- _AIM_: Restate the listing that follows word for word, without its pictures.

- _PROVIDED RECORDS_:
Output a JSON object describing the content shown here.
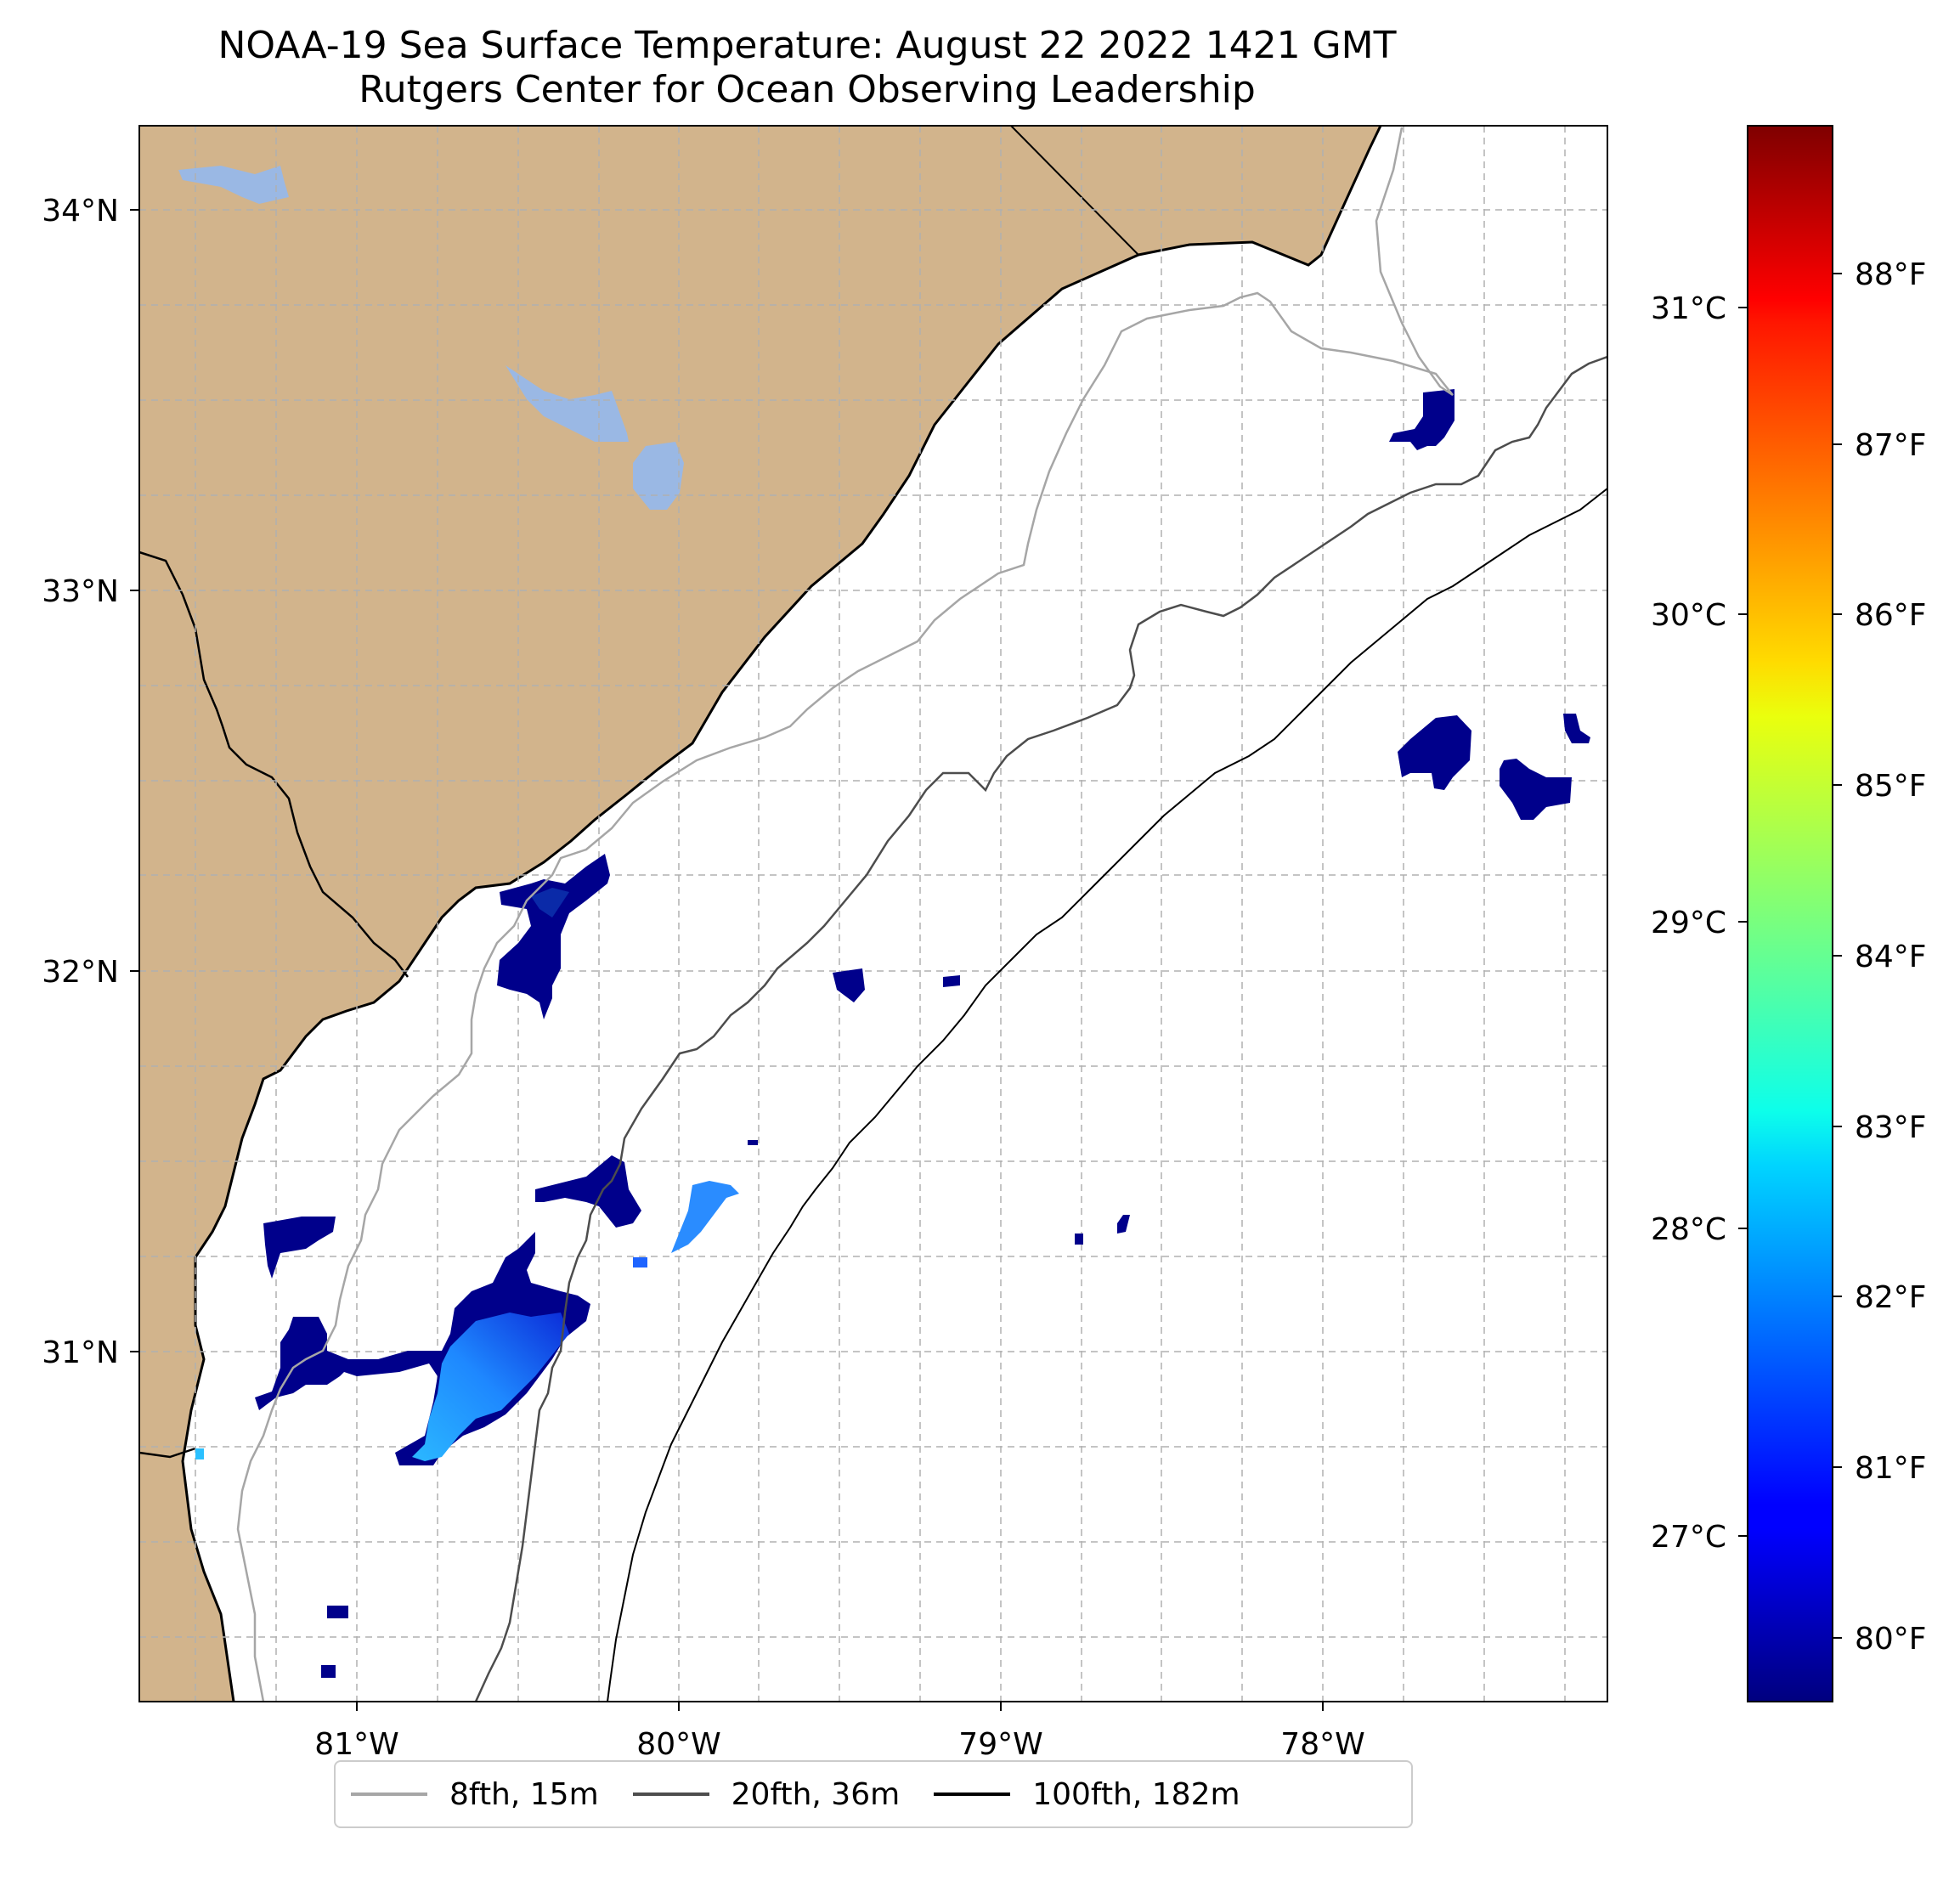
{
  "title": {
    "line1": "NOAA-19 Sea Surface Temperature: August 22 2022 1421 GMT",
    "line2": "Rutgers Center for Ocean Observing Leadership"
  },
  "map": {
    "lon_range": [
      -81.68,
      -77.13
    ],
    "lat_range": [
      30.07,
      34.22
    ],
    "lon_ticks": [
      "81°W",
      "80°W",
      "79°W",
      "78°W"
    ],
    "lat_ticks": [
      "34°N",
      "33°N",
      "32°N",
      "31°N"
    ],
    "colors": {
      "land": "#d2b48c",
      "lake": "#9ab8e4",
      "grid": "#b0b0b0",
      "isobath_8fth": "#a6a6a6",
      "isobath_20fth": "#4d4d4d",
      "isobath_100fth": "#000000"
    }
  },
  "colorbar": {
    "colormap": "jet",
    "celsius_labels": [
      "31°C",
      "30°C",
      "29°C",
      "28°C",
      "27°C"
    ],
    "fahrenheit_labels": [
      "88°F",
      "87°F",
      "86°F",
      "85°F",
      "84°F",
      "83°F",
      "82°F",
      "81°F",
      "80°F"
    ]
  },
  "legend": {
    "items": [
      {
        "label": "8fth, 15m",
        "color": "#a6a6a6"
      },
      {
        "label": "20fth, 36m",
        "color": "#4d4d4d"
      },
      {
        "label": "100fth, 182m",
        "color": "#000000"
      }
    ]
  }
}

- _IN RESPONSE_:
Output a JSON object describing the content shown here.
{
  "title": {
    "line1": "NOAA-19 Sea Surface Temperature: August 22 2022 1421 GMT",
    "line2": "Rutgers Center for Ocean Observing Leadership"
  },
  "map": {
    "lon_range": [
      -81.68,
      -77.13
    ],
    "lat_range": [
      30.07,
      34.22
    ],
    "lon_ticks": [
      "81°W",
      "80°W",
      "79°W",
      "78°W"
    ],
    "lat_ticks": [
      "34°N",
      "33°N",
      "32°N",
      "31°N"
    ],
    "colors": {
      "land": "#d2b48c",
      "lake": "#9ab8e4",
      "grid": "#b0b0b0",
      "isobath_8fth": "#a6a6a6",
      "isobath_20fth": "#4d4d4d",
      "isobath_100fth": "#000000"
    }
  },
  "colorbar": {
    "colormap": "jet",
    "celsius_labels": [
      "31°C",
      "30°C",
      "29°C",
      "28°C",
      "27°C"
    ],
    "fahrenheit_labels": [
      "88°F",
      "87°F",
      "86°F",
      "85°F",
      "84°F",
      "83°F",
      "82°F",
      "81°F",
      "80°F"
    ]
  },
  "legend": {
    "items": [
      {
        "label": "8fth, 15m",
        "color": "#a6a6a6"
      },
      {
        "label": "20fth, 36m",
        "color": "#4d4d4d"
      },
      {
        "label": "100fth, 182m",
        "color": "#000000"
      }
    ]
  }
}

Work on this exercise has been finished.